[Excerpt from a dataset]
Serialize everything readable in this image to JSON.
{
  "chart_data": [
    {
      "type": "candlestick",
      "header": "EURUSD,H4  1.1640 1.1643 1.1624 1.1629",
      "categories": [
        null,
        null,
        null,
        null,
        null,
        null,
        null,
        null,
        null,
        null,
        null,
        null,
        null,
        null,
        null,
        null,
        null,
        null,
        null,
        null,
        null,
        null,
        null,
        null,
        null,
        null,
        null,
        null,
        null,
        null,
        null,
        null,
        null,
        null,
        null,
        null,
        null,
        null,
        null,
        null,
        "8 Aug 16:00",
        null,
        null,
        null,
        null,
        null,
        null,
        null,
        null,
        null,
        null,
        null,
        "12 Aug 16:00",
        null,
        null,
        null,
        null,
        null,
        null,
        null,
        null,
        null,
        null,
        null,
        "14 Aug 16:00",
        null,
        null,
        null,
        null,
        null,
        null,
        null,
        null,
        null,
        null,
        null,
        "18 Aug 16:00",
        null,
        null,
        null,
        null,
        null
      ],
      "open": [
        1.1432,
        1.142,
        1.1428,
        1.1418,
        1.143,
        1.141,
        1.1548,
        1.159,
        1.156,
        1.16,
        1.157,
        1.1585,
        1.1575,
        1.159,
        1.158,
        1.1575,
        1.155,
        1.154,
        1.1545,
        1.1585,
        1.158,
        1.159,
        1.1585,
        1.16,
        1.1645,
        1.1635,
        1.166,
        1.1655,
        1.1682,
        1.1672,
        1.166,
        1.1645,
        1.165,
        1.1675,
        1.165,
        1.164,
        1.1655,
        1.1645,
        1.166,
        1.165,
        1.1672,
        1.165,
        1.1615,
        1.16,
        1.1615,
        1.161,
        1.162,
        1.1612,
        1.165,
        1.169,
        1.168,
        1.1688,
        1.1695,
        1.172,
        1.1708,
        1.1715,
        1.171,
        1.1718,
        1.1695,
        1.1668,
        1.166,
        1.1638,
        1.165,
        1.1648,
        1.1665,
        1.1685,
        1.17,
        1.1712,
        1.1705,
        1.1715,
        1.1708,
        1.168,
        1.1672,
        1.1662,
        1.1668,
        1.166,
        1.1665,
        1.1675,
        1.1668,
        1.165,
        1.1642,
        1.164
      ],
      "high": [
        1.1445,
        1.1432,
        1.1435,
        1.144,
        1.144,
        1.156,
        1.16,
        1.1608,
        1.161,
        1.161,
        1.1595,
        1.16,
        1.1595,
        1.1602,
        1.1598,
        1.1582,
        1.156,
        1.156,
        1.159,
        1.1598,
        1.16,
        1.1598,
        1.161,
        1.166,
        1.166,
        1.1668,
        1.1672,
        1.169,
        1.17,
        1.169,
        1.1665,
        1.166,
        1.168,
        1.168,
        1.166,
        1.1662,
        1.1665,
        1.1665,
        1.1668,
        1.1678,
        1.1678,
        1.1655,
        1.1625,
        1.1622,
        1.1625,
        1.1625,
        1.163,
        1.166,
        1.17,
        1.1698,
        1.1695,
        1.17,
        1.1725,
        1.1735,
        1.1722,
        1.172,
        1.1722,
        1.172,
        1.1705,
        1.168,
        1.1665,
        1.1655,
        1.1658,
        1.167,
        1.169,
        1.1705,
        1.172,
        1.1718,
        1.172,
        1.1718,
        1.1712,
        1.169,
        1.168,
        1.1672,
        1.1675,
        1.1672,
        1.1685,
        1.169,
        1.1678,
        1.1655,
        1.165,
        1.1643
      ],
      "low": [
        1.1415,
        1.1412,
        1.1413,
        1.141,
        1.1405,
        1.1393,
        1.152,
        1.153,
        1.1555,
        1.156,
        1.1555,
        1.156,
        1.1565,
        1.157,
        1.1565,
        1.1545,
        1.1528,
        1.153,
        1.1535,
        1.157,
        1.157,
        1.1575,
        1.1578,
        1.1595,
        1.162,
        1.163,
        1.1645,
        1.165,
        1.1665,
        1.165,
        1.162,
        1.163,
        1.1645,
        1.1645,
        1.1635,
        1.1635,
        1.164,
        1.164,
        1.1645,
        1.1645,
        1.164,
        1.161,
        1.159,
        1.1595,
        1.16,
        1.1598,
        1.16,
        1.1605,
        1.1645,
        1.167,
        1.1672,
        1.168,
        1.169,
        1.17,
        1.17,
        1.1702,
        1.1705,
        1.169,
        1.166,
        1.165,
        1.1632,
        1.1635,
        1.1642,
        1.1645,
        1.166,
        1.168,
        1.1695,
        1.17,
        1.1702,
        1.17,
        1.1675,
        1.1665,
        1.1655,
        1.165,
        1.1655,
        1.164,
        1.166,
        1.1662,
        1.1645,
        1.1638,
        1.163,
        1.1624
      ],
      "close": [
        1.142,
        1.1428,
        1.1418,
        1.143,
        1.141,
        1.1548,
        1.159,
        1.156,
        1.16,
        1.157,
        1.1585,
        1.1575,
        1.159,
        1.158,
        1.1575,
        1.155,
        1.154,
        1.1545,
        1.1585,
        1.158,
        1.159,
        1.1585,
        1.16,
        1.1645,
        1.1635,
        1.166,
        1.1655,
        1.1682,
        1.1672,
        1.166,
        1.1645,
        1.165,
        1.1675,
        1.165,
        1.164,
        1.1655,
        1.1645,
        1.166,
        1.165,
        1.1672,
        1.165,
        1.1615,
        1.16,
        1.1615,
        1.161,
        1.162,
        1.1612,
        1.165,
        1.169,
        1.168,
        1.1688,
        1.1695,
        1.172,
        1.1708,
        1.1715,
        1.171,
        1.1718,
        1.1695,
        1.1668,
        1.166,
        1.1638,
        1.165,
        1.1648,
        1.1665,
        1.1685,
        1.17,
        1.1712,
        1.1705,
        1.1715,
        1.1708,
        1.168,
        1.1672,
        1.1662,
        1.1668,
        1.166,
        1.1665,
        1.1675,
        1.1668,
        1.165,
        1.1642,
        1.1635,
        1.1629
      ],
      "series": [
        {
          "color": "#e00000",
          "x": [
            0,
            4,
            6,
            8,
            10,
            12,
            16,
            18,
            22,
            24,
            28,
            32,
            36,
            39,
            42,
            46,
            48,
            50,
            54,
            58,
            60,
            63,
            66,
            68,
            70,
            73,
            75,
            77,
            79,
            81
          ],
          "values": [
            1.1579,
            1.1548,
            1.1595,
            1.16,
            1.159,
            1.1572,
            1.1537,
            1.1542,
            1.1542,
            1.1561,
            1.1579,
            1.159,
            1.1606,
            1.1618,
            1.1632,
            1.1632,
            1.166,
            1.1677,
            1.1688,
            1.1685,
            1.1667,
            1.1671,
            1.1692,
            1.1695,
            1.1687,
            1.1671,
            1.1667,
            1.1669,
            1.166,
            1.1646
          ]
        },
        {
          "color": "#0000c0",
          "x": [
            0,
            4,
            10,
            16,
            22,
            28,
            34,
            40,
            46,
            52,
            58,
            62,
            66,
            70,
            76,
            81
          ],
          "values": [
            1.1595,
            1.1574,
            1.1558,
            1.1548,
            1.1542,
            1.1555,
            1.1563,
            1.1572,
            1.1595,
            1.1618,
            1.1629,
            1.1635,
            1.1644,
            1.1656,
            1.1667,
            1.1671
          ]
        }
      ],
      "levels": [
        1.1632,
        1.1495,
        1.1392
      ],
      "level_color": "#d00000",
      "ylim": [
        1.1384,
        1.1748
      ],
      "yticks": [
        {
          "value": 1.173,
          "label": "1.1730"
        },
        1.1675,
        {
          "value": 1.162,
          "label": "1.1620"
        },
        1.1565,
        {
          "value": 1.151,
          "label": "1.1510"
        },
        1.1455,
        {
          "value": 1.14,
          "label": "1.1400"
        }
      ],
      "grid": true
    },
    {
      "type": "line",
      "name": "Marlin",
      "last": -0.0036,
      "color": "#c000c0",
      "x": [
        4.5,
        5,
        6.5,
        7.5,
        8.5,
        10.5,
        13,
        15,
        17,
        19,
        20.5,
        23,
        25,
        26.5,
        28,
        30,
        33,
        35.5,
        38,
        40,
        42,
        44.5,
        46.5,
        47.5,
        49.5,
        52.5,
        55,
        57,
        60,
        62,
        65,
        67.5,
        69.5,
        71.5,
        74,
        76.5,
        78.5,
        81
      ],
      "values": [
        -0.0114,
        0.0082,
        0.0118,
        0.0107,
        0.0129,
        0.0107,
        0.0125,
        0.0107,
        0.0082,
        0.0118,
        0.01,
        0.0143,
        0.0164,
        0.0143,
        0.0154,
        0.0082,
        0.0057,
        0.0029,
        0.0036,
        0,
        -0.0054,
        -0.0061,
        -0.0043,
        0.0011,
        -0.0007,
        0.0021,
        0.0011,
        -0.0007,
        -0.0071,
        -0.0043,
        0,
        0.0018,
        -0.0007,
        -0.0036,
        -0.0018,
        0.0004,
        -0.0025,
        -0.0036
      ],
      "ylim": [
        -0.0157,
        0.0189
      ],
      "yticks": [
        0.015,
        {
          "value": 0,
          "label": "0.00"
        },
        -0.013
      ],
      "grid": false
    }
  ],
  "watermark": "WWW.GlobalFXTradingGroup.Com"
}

▸ Problem requirements: Show each line in the entries that holds the string "label".

▸ Expected answer:
          "label": "1.1730"
          "label": "1.1620"
          "label": "1.1510"
          "label": "1.1400"
          "label": "0.00"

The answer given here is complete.